Aim:
Each line of the listing must be transcribed exactly, except for the images, which should be excluded.

[Dataset records]
=======

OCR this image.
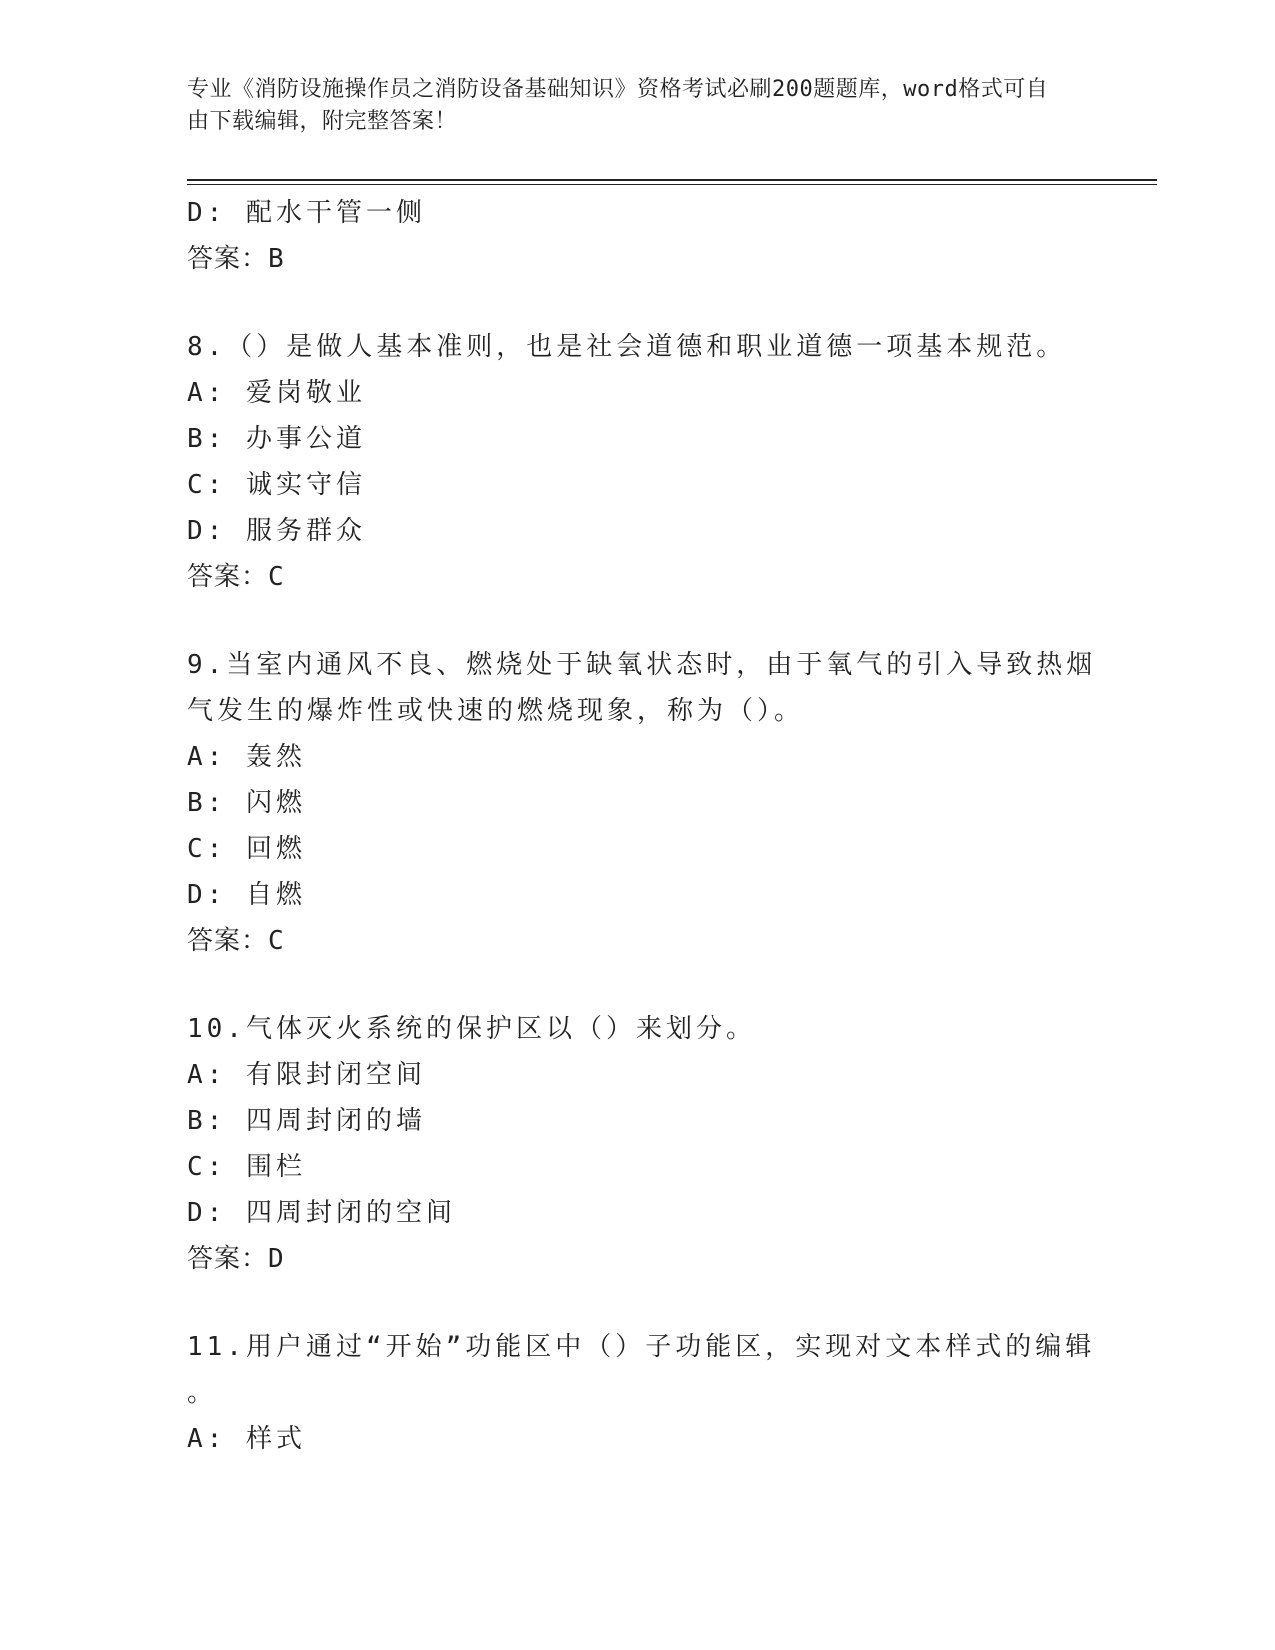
专业《消防设施操作员之消防设备基础知识》资格考试必刷200题题库，word格式可自由下载编辑，附完整答案！
D: 配水干管一侧
答案：B
8.（）是做人基本准则，也是社会道德和职业道德一项基本规范。
A: 爱岗敬业
B: 办事公道
C: 诚实守信
D: 服务群众
答案：C
9.当室内通风不良、燃烧处于缺氧状态时，由于氧气的引入导致热烟
气发生的爆炸性或快速的燃烧现象，称为（）。
A: 轰然
B: 闪燃
C: 回燃
D: 自燃
答案：C
10.气体灭火系统的保护区以（）来划分。
A: 有限封闭空间
B: 四周封闭的墙
C: 围栏
D: 四周封闭的空间
答案：D
11.用户通过“开始”功能区中（）子功能区，实现对文本样式的编辑
。
A: 样式
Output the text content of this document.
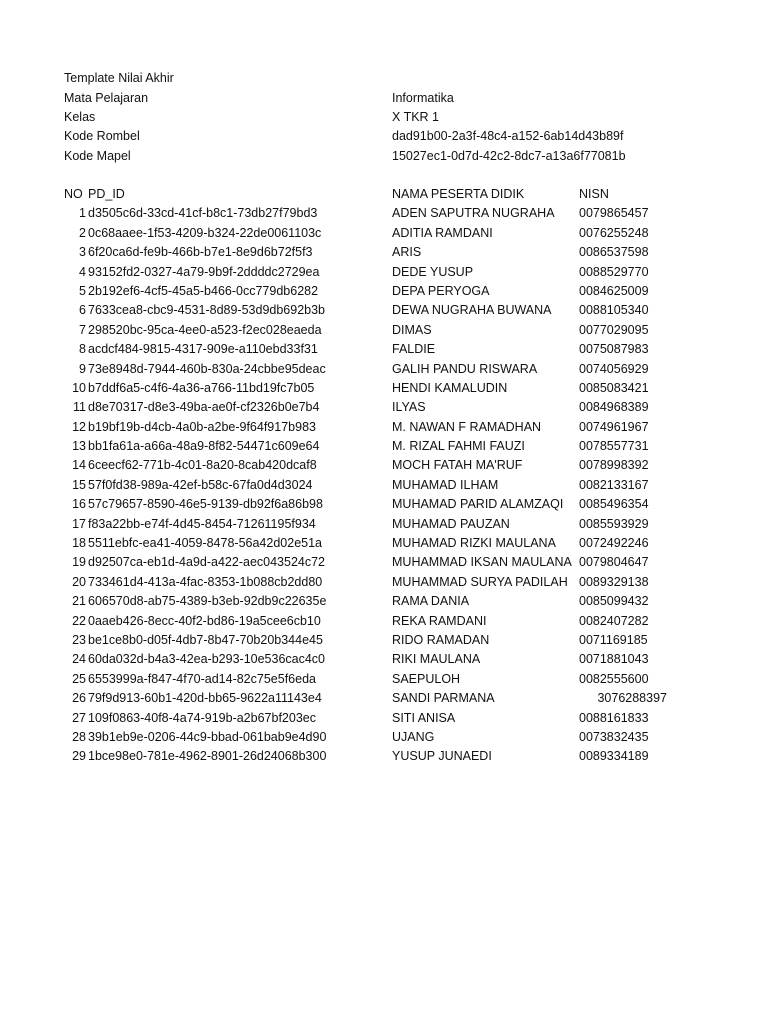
Template Nilai Akhir
Mata Pelajaran	Informatika
Kelas	X TKR 1
Kode Rombel	dad91b00-2a3f-48c4-a152-6ab14d43b89f
Kode Mapel	15027ec1-0d7d-42c2-8dc7-a13a6f77081b
NO PD_ID	NAMA PESERTA DIDIK	NISN
1 d3505c6d-33cd-41cf-b8c1-73db27f79bd3	ADEN SAPUTRA NUGRAHA 0079865457
2 0c68aaee-1f53-4209-b324-22de0061103c	ADITIA RAMDANI	0076255248
3 6f20ca6d-fe9b-466b-b7e1-8e9d6b72f5f3	ARIS	0086537598
4 93152fd2-0327-4a79-9b9f-2ddddc2729ea	DEDE YUSUP	0088529770
5 2b192ef6-4cf5-45a5-b466-0cc779db6282	DEPA PERYOGA	0084625009
6 7633cea8-cbc9-4531-8d89-53d9db692b3b	DEWA NUGRAHA BUWANA 0088105340
7 298520bc-95ca-4ee0-a523-f2ec028eaeda	DIMAS	0077029095
8 acdcf484-9815-4317-909e-a110ebd33f31	FALDIE	0075087983
9 73e8948d-7944-460b-830a-24cbbe95deac	GALIH PANDU RISWARA	0074056929
10 b7ddf6a5-c4f6-4a36-a766-11bd19fc7b05	HENDI KAMALUDIN	0085083421
11 d8e70317-d8e3-49ba-ae0f-cf2326b0e7b4	ILYAS	0084968389
12 b19bf19b-d4cb-4a0b-a2be-9f64f917b983	M. NAWAN F RAMADHAN	0074961967
13 bb1fa61a-a66a-48a9-8f82-54471c609e64	M. RIZAL FAHMI FAUZI	0078557731
14 6ceecf62-771b-4c01-8a20-8cab420dcaf8	MOCH FATAH MA'RUF	0078998392
15 57f0fd38-989a-42ef-b58c-67fa0d4d3024	MUHAMAD ILHAM	0082133167
16 57c79657-8590-46e5-9139-db92f6a86b98	MUHAMAD PARID ALAMZAQI 0085496354
17 f83a22bb-e74f-4d45-8454-71261195f934	MUHAMAD PAUZAN	0085593929
18 5511ebfc-ea41-4059-8478-56a42d02e51a	MUHAMAD RIZKI MAULANA 0072492246
19 d92507ca-eb1d-4a9d-a422-aec043524c72	MUHAMMAD IKSAN MAULANA 0079804647
20 733461d4-413a-4fac-8353-1b088cb2dd80	MUHAMMAD SURYA PADILAH 0089329138
21 606570d8-ab75-4389-b3eb-92db9c22635e	RAMA DANIA	0085099432
22 0aaeb426-8ecc-40f2-bd86-19a5cee6cb10	REKA RAMDANI	0082407282
23 be1ce8b0-d05f-4db7-8b47-70b20b344e45	RIDO RAMADAN	0071169185
24 60da032d-b4a3-42ea-b293-10e536cac4c0	RIKI MAULANA	0071881043
25 6553999a-f847-4f70-ad14-82c75e5f6eda	SAEPULOH	0082555600
26 79f9d913-60b1-420d-bb65-9622a11143e4	SANDI PARMANA	3076288397
27 109f0863-40f8-4a74-919b-a2b67bf203ec	SITI ANISA	0088161833
28 39b1eb9e-0206-44c9-bbad-061bab9e4d90	UJANG	0073832435
29 1bce98e0-781e-4962-8901-26d24068b300	YUSUP JUNAEDI	0089334189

=======

Task result:
OCR this image.
专业《消防设施操作员之消防设备基础知识》资格考试必刷200题题库，word格式可自由下载编辑，附完整答案！
D: 配水干管一侧
答案：B
8.（）是做人基本准则，也是社会道德和职业道德一项基本规范。
A: 爱岗敬业
B: 办事公道
C: 诚实守信
D: 服务群众
答案：C
9.当室内通风不良、燃烧处于缺氧状态时，由于氧气的引入导致热烟
气发生的爆炸性或快速的燃烧现象，称为（）。
A: 轰然
B: 闪燃
C: 回燃
D: 自燃
答案：C
10.气体灭火系统的保护区以（）来划分。
A: 有限封闭空间
B: 四周封闭的墙
C: 围栏
D: 四周封闭的空间
答案：D
11.用户通过“开始”功能区中（）子功能区，实现对文本样式的编辑
。
A: 样式
Output the text content of this document.
Template Nilai Akhir
Mata Pelajaran	Informatika
Kelas	X TKR 1
Kode Rombel	dad91b00-2a3f-48c4-a152-6ab14d43b89f
Kode Mapel	15027ec1-0d7d-42c2-8dc7-a13a6f77081b
NO PD_ID	NAMA PESERTA DIDIK	NISN
1 d3505c6d-33cd-41cf-b8c1-73db27f79bd3	ADEN SAPUTRA NUGRAHA 0079865457
2 0c68aaee-1f53-4209-b324-22de0061103c	ADITIA RAMDANI	0076255248
3 6f20ca6d-fe9b-466b-b7e1-8e9d6b72f5f3	ARIS	0086537598
4 93152fd2-0327-4a79-9b9f-2ddddc2729ea	DEDE YUSUP	0088529770
5 2b192ef6-4cf5-45a5-b466-0cc779db6282	DEPA PERYOGA	0084625009
6 7633cea8-cbc9-4531-8d89-53d9db692b3b	DEWA NUGRAHA BUWANA 0088105340
7 298520bc-95ca-4ee0-a523-f2ec028eaeda	DIMAS	0077029095
8 acdcf484-9815-4317-909e-a110ebd33f31	FALDIE	0075087983
9 73e8948d-7944-460b-830a-24cbbe95deac	GALIH PANDU RISWARA	0074056929
10 b7ddf6a5-c4f6-4a36-a766-11bd19fc7b05	HENDI KAMALUDIN	0085083421
11 d8e70317-d8e3-49ba-ae0f-cf2326b0e7b4	ILYAS	0084968389
12 b19bf19b-d4cb-4a0b-a2be-9f64f917b983	M. NAWAN F RAMADHAN	0074961967
13 bb1fa61a-a66a-48a9-8f82-54471c609e64	M. RIZAL FAHMI FAUZI	0078557731
14 6ceecf62-771b-4c01-8a20-8cab420dcaf8	MOCH FATAH MA'RUF	0078998392
15 57f0fd38-989a-42ef-b58c-67fa0d4d3024	MUHAMAD ILHAM	0082133167
16 57c79657-8590-46e5-9139-db92f6a86b98	MUHAMAD PARID ALAMZAQI 0085496354
17 f83a22bb-e74f-4d45-8454-71261195f934	MUHAMAD PAUZAN	0085593929
18 5511ebfc-ea41-4059-8478-56a42d02e51a	MUHAMAD RIZKI MAULANA 0072492246
19 d92507ca-eb1d-4a9d-a422-aec043524c72	MUHAMMAD IKSAN MAULANA 0079804647
20 733461d4-413a-4fac-8353-1b088cb2dd80	MUHAMMAD SURYA PADILAH 0089329138
21 606570d8-ab75-4389-b3eb-92db9c22635e	RAMA DANIA	0085099432
22 0aaeb426-8ecc-40f2-bd86-19a5cee6cb10	REKA RAMDANI	0082407282
23 be1ce8b0-d05f-4db7-8b47-70b20b344e45	RIDO RAMADAN	0071169185
24 60da032d-b4a3-42ea-b293-10e536cac4c0	RIKI MAULANA	0071881043
25 6553999a-f847-4f70-ad14-82c75e5f6eda	SAEPULOH	0082555600
26 79f9d913-60b1-420d-bb65-9622a11143e4	SANDI PARMANA	3076288397
27 109f0863-40f8-4a74-919b-a2b67bf203ec	SITI ANISA	0088161833
28 39b1eb9e-0206-44c9-bbad-061bab9e4d90	UJANG	0073832435
29 1bce98e0-781e-4962-8901-26d24068b300	YUSUP JUNAEDI	0089334189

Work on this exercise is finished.